▶ REQUIRED TASK
In the entries, find all lines that hold the word "solemn" and copy them.

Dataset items
## BEGIN

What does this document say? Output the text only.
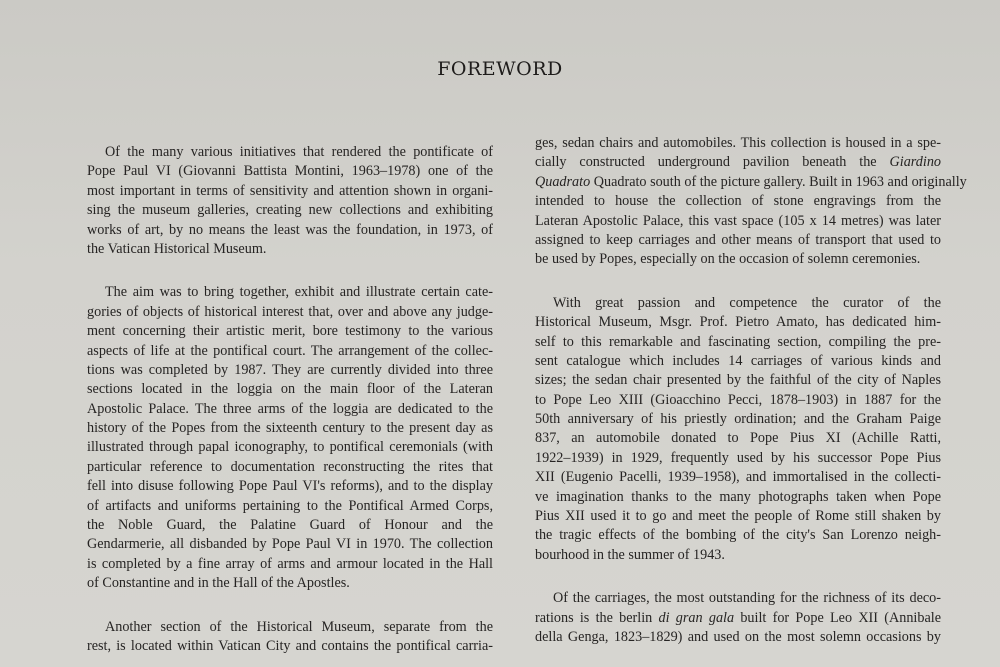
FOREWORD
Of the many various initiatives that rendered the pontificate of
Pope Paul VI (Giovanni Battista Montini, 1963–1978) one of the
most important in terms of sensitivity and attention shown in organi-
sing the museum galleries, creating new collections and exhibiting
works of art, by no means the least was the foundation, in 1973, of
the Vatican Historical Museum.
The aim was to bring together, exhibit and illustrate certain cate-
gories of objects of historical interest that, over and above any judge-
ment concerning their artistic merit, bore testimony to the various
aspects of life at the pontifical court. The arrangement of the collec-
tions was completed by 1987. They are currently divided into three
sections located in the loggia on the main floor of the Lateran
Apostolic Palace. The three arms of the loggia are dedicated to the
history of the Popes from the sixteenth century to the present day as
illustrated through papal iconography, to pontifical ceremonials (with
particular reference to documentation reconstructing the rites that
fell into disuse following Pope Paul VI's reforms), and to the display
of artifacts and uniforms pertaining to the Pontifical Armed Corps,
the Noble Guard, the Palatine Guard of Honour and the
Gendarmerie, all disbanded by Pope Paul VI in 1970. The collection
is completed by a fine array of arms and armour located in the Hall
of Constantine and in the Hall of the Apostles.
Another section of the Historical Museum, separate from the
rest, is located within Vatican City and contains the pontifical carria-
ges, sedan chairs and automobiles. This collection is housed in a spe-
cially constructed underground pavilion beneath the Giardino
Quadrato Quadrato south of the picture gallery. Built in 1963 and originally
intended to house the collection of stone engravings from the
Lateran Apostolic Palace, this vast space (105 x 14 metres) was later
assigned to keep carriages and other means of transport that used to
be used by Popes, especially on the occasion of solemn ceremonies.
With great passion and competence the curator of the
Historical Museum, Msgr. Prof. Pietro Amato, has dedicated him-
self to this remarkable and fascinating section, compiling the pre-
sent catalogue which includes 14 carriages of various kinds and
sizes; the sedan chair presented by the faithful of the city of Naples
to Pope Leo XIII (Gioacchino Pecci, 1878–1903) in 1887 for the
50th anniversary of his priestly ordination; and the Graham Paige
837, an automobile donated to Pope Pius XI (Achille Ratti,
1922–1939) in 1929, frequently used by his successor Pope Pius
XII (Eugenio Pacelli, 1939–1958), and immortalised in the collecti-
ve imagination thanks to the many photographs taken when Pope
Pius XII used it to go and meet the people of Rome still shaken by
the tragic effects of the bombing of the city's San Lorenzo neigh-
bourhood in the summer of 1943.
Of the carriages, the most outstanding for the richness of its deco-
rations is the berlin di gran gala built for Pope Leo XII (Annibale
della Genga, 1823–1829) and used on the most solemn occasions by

## END
## BEGIN

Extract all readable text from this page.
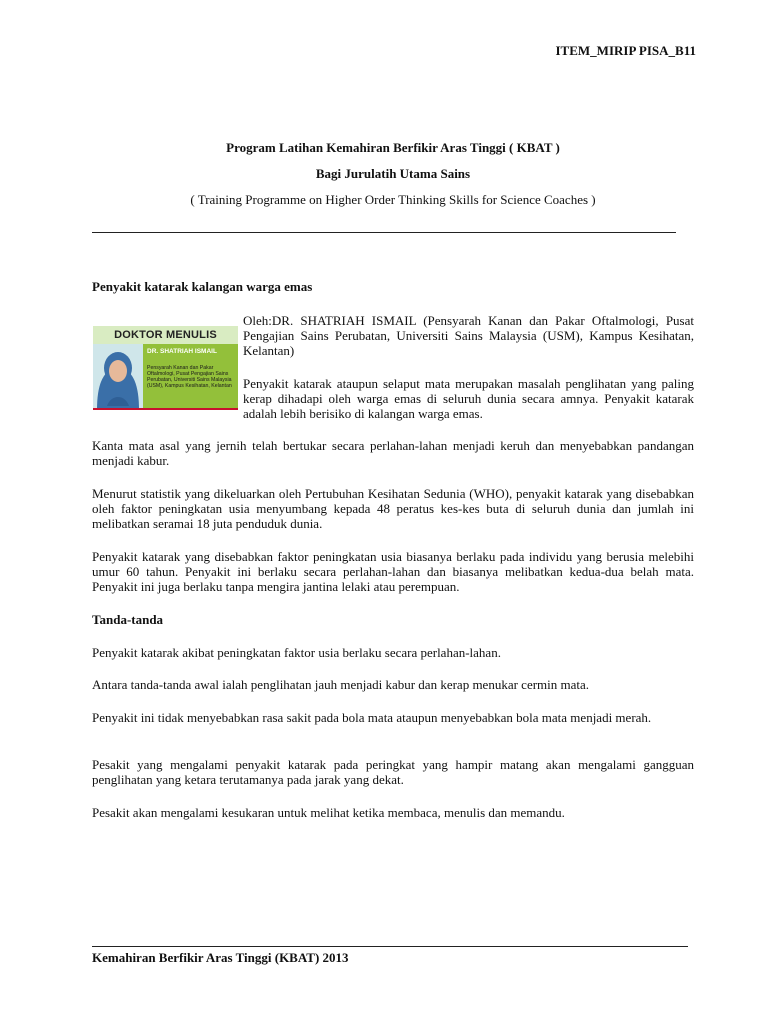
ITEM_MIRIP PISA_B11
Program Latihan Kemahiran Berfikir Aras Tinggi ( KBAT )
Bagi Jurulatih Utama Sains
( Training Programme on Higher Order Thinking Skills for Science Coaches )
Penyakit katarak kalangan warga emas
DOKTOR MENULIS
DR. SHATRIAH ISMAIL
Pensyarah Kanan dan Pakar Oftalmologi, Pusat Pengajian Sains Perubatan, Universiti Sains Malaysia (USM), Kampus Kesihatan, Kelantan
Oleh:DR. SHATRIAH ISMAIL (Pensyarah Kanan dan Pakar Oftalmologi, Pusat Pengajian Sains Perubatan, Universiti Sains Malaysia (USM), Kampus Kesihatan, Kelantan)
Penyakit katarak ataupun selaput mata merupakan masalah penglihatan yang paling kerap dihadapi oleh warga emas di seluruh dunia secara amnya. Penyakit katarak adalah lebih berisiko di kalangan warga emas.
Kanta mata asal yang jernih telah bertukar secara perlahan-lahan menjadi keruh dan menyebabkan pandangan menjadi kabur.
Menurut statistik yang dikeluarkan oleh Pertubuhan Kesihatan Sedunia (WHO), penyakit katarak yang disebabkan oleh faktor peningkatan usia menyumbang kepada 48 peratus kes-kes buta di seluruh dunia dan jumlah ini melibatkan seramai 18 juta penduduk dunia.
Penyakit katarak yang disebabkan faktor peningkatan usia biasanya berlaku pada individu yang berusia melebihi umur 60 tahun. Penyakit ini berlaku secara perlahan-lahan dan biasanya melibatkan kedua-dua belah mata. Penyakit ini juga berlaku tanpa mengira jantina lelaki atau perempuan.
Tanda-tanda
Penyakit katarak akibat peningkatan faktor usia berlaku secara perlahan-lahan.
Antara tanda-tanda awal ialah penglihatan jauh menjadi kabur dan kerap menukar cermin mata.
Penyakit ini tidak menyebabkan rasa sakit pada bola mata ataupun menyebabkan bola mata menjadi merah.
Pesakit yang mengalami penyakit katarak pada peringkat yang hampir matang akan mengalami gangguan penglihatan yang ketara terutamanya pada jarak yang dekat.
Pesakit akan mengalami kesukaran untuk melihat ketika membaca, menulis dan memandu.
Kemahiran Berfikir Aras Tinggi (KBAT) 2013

## END

▶ RESPONSE BELOW
be used by Popes, especially on the occasion of solemn ceremonies.
della Genga, 1823–1829) and used on the most solemn occasions by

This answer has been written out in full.